(INFORMATION PROVIDED)
====
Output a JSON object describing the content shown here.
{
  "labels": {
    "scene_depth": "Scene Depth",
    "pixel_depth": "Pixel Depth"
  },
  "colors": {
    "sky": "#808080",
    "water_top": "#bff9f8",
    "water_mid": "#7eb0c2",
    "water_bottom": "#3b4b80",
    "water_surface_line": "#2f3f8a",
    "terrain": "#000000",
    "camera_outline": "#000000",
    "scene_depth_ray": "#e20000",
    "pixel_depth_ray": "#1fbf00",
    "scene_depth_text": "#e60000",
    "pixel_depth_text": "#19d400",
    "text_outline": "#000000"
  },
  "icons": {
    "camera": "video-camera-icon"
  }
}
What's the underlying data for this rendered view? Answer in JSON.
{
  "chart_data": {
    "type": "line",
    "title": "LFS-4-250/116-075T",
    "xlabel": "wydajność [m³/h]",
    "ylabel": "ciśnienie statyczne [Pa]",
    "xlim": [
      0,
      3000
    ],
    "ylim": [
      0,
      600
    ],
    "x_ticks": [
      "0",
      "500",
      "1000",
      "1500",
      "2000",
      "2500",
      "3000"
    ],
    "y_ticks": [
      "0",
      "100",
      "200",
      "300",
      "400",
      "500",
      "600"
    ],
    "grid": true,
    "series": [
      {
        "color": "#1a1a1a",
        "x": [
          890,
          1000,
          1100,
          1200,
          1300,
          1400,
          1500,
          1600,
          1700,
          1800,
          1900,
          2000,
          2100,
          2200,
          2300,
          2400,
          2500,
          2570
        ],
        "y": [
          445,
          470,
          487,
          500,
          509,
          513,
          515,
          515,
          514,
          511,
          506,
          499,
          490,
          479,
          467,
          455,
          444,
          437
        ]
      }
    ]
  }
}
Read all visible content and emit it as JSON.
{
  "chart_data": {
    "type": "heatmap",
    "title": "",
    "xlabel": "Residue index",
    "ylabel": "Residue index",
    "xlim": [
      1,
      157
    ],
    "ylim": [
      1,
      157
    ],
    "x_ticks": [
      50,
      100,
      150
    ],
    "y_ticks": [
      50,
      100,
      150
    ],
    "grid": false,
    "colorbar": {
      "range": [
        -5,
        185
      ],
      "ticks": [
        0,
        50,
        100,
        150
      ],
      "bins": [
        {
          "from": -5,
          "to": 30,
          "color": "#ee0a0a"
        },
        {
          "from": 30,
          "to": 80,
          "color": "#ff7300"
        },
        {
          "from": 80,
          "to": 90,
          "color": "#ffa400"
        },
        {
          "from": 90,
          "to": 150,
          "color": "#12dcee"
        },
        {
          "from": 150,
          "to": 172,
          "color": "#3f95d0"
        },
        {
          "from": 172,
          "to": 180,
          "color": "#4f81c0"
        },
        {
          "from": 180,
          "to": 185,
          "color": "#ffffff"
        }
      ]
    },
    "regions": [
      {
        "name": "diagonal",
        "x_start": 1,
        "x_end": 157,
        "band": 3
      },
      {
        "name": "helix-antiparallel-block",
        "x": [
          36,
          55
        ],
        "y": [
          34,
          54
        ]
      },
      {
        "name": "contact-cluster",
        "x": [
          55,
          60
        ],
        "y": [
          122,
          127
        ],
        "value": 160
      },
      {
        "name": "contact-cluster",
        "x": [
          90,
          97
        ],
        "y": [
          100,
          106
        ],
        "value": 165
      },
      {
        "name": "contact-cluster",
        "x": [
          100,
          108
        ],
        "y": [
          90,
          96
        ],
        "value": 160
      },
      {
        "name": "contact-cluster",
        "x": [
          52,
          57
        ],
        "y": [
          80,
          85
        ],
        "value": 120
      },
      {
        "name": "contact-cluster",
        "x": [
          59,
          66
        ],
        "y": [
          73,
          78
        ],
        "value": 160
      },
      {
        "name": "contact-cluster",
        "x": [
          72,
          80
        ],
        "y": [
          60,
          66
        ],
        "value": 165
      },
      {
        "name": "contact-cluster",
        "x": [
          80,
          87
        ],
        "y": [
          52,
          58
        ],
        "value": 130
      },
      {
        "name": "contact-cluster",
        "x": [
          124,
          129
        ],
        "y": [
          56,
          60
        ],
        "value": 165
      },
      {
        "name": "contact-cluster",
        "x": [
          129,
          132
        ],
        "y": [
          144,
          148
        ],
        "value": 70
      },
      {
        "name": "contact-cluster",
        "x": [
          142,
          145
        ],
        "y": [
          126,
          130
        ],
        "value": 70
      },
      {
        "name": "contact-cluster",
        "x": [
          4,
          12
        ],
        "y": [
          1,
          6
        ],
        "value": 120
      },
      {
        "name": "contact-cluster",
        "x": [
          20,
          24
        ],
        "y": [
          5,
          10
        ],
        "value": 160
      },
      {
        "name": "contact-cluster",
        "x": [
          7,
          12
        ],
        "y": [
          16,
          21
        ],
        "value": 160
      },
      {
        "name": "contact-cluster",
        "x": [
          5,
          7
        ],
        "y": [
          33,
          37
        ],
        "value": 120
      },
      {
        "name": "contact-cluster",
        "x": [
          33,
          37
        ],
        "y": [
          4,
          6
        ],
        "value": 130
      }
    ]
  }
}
====
Pick out the lines above that hold the string "Residue" and show them.

    "xlabel": "Residue index",
    "ylabel": "Residue index",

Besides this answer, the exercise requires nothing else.